■ **LIST OF TASKS**
A: In the excerpt on automated test retries, what setting do testers add to their SpecFlow+ Runner profile to set the number of retries?
B: Render the sentence "Results are revealed, not concealed." from the excerpt on automated test retries in Spanish.
C: Please duplicate the part of the excerpt on automated test retries that begins at the words "2. If some retry" and stops after "accurate failure rate.".

■ **EXCERPT**
====

Automated retries are just a tool and a technique. They may enable bad practices, but they aren’t inherently bad. The main problem is willfully ignoring certain test results.

Automated retries can be incredibly helpful

So, what is the right way to use automated test retries? Use them to gather more information from the tests. Test results are simply artifacts of feedback. They reveal how a software product behaved under specific conditions and stimuli. The pass-or-fail nature of assertions simplifies test results at the top level of a report in order to draw attention to failures. However, reports can give more information than just binary pass-or-fail results. Automated test retries yield a series of results for a failing test that indicate a success rate.

For example, SpecFlow and the SpecFlow+ Runner make it easy to use automatic retries the right way. Testers simply need to add the retryFor setting to their SpecFlow+ Runner profile to set the number of retries to attempt. In the final report, SpecFlow records the success rate of each test with color-coded counts. Results are revealed, not concealed.

Here is a snippet of the SpecFlow+ Report showing both intermittent failures (in orange) and consistent failures (in red).

This information jumpstarts analysis. As a tester, one of the first questions I ask myself about a failing test is, “Is the failure reproducible?” Without automated retries, I need to manually rerun the test to find out – often at a much later time and potentially within a different context. With automated retries, that step happens automatically and in the same context. Analysis then takes two branches:

  1. If all retry attempts failed, then the failure is probably consistent and reproducible. I would expect it to be a clear functional failure that would be fast and easy to report. I jump on these first to get them out of the way.
  2. If some retry attempts passed, then the failure is intermittent, and it will probably take more time to investigate. I will look more closely at the logs and screenshots to determine what went wrong. I will try to exercise the product behavior manually to see if the product itself is inconsistent. I will also review the automation code to make sure there are no unhandled race conditions. I might even need to rerun the test multiple times to measure a more accurate failure rate.

I do not ignore any failures. Instead, I use automated retries to gather more information about the nature of the failures. In the moment, this extra info helps me expedite triage. Over time, the trends this info reveals helps me identify weak spots in both the product under test and the test automation.

Automated retries are most helpful at high scale

When used appropriate, automated retries can be helpful for any size test automation project. However, they are arguably more helpful for large projects running tests at high scale than small projects. Why? Two main reasons: complexities and priorities.

====

■ **ENTRIES**

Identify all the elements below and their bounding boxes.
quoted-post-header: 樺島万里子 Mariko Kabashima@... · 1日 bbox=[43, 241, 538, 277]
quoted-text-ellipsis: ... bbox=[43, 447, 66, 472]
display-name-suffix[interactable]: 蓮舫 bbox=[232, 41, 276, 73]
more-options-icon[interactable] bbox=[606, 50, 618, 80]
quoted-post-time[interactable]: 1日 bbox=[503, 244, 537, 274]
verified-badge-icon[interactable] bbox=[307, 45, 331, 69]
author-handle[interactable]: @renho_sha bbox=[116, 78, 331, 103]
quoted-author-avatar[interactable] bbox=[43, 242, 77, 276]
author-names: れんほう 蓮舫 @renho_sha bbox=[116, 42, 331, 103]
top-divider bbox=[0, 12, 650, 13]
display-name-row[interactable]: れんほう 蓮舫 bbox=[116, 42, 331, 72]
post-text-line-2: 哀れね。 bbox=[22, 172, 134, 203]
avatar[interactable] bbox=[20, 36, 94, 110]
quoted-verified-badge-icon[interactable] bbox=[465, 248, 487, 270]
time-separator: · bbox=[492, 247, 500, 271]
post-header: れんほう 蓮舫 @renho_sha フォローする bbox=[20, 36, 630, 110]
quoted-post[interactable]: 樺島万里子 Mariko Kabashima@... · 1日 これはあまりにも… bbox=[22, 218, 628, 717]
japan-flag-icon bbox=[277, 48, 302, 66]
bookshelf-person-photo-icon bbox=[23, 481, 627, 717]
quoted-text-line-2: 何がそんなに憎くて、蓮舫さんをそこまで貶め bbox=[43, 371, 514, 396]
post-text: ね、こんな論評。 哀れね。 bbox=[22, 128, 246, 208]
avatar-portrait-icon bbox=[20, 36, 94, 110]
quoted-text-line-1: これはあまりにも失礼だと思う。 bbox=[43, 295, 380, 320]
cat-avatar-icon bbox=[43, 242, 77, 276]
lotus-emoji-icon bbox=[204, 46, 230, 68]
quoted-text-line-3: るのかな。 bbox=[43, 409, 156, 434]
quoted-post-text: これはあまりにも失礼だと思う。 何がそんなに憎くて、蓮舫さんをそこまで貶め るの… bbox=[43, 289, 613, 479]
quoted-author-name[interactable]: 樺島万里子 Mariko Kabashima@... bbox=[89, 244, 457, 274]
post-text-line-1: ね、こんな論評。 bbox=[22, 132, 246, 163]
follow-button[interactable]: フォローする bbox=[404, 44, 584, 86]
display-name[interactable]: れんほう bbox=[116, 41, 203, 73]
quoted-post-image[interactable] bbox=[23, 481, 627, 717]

====

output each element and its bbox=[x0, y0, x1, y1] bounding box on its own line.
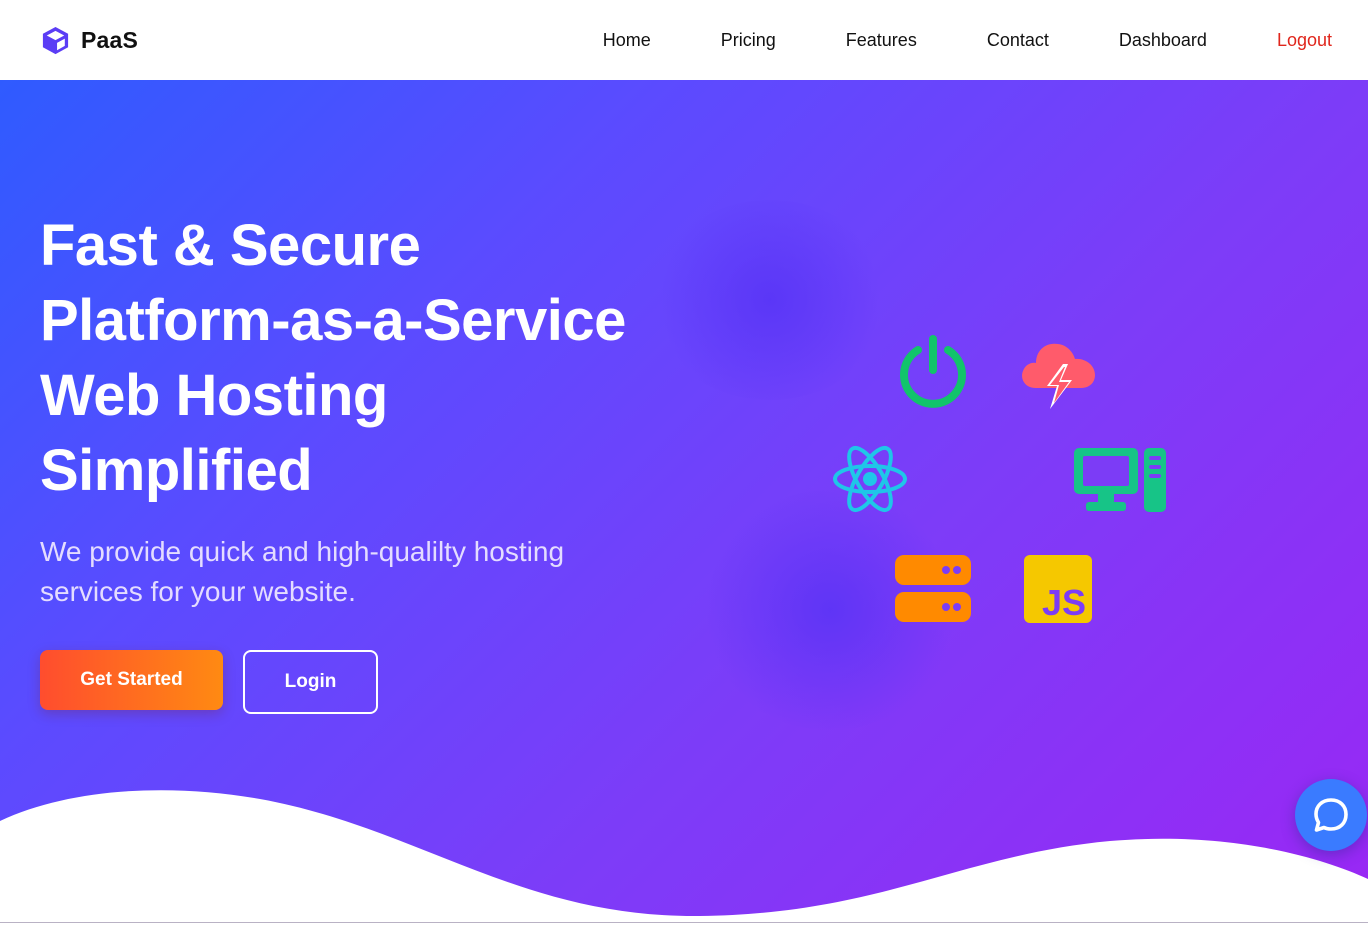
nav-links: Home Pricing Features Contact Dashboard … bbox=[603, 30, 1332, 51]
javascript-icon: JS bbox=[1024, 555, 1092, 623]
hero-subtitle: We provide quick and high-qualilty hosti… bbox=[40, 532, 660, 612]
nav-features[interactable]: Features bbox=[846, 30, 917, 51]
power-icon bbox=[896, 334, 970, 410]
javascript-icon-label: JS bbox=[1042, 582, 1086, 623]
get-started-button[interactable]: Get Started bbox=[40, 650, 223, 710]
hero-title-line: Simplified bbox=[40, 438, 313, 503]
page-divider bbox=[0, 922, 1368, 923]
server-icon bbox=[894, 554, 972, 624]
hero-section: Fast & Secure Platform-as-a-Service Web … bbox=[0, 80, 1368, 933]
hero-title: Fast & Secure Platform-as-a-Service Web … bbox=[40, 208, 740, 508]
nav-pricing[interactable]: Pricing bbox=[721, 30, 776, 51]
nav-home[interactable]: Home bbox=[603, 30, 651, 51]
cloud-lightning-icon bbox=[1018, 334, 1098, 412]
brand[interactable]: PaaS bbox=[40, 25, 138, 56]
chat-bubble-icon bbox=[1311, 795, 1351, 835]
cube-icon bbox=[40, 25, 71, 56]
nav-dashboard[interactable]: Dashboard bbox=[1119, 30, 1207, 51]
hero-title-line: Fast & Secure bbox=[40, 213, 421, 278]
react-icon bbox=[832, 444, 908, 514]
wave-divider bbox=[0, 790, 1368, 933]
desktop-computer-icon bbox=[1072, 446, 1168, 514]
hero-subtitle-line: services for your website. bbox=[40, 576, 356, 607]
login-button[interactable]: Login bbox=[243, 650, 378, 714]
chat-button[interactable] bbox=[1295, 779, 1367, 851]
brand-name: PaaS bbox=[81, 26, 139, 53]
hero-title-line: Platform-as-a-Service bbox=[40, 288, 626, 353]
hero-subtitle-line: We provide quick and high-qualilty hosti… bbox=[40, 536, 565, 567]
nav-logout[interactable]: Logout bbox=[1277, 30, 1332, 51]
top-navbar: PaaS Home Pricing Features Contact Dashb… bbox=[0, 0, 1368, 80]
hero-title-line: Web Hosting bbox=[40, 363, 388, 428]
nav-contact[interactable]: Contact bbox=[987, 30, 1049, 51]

====

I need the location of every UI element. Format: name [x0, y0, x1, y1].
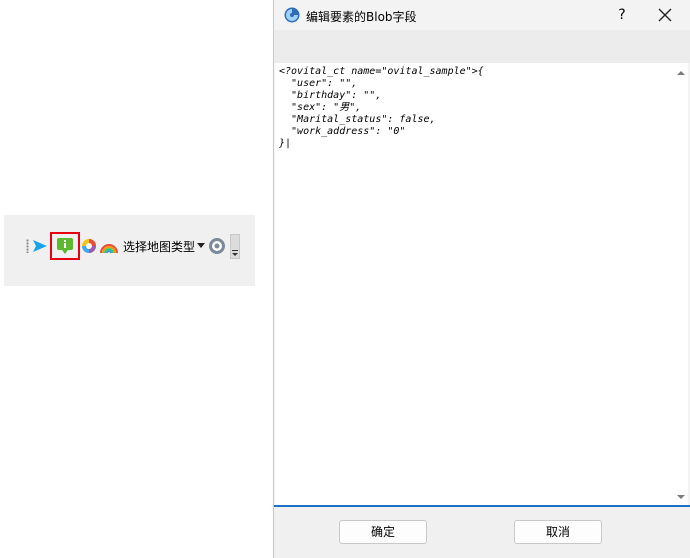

====

■ **ANSWERS BY TASK**
A: The retryFor setting.

B: Los resultados se revelan, no se ocultan.

C:
2. If some retry attempts passed, then the failure is intermittent, and it will probably take more time to investigate. I will look more closely at the logs and screenshots to determine what went wrong. I will try to exercise the product behavior manually to see if the product itself is inconsistent. I will also review the automation code to make sure there are no unhandled race conditions. I might even need to rerun the test multiple times to measure a more accurate failure rate.